Source data
# # # # #

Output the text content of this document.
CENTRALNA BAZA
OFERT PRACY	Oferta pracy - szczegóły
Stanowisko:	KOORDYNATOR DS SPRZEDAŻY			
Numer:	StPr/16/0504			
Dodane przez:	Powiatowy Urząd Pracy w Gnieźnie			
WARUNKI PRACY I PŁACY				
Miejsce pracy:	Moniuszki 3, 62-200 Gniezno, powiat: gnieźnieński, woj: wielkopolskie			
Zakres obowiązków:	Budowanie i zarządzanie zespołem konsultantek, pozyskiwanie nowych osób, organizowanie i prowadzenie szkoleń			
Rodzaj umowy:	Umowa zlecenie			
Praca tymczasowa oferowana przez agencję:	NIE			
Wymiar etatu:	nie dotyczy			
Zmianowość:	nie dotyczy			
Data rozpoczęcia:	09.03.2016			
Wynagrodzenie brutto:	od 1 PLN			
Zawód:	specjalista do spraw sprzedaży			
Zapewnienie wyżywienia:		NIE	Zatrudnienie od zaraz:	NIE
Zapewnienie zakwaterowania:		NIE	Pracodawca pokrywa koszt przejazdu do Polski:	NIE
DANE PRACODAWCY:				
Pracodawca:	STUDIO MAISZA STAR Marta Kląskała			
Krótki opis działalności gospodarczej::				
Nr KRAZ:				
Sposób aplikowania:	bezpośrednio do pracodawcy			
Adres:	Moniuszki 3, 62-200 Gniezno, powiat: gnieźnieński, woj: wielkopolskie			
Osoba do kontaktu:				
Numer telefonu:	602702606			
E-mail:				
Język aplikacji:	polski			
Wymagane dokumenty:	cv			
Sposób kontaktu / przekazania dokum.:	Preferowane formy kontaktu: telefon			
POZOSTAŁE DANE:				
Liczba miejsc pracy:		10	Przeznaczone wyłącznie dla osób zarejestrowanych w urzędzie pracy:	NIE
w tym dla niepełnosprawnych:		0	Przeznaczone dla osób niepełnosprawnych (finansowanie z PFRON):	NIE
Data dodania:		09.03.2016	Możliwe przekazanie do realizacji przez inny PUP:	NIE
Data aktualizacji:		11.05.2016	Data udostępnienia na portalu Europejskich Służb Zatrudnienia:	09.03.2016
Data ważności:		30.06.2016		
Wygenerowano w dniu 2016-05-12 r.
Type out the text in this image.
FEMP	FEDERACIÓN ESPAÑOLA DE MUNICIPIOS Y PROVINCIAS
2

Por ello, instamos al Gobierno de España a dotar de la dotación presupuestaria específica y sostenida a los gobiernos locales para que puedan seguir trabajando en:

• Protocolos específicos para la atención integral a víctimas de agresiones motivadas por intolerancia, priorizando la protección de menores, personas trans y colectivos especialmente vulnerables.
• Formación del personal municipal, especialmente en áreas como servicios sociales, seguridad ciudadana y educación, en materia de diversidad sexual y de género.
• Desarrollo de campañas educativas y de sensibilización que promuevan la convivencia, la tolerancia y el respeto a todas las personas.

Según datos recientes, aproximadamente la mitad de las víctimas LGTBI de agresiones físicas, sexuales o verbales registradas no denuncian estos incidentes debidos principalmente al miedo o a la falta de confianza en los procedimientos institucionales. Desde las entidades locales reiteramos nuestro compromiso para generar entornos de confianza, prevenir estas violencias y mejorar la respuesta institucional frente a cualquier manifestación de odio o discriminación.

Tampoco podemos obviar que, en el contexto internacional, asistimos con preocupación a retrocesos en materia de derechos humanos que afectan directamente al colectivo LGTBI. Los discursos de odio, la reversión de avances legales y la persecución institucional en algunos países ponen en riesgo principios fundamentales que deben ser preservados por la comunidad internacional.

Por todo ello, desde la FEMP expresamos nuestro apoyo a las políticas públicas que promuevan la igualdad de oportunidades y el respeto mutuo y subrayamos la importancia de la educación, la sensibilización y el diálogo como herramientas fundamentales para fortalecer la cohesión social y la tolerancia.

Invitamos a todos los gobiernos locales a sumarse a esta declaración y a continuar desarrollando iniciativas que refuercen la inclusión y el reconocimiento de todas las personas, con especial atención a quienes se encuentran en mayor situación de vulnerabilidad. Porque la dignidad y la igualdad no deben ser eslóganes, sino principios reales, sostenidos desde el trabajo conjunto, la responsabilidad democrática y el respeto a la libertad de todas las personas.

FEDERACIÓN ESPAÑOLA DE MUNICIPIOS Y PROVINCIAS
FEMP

# # # # #

Work to do
Find the word "Pracodawca" in the material, then list each line that holds it.

Response to the exercise
Zapewnienie zakwaterowania:		NIE	Pracodawca pokrywa koszt przejazdu do Polski:	NIE
Pracodawca:	STUDIO MAISZA STAR Marta Kląskała			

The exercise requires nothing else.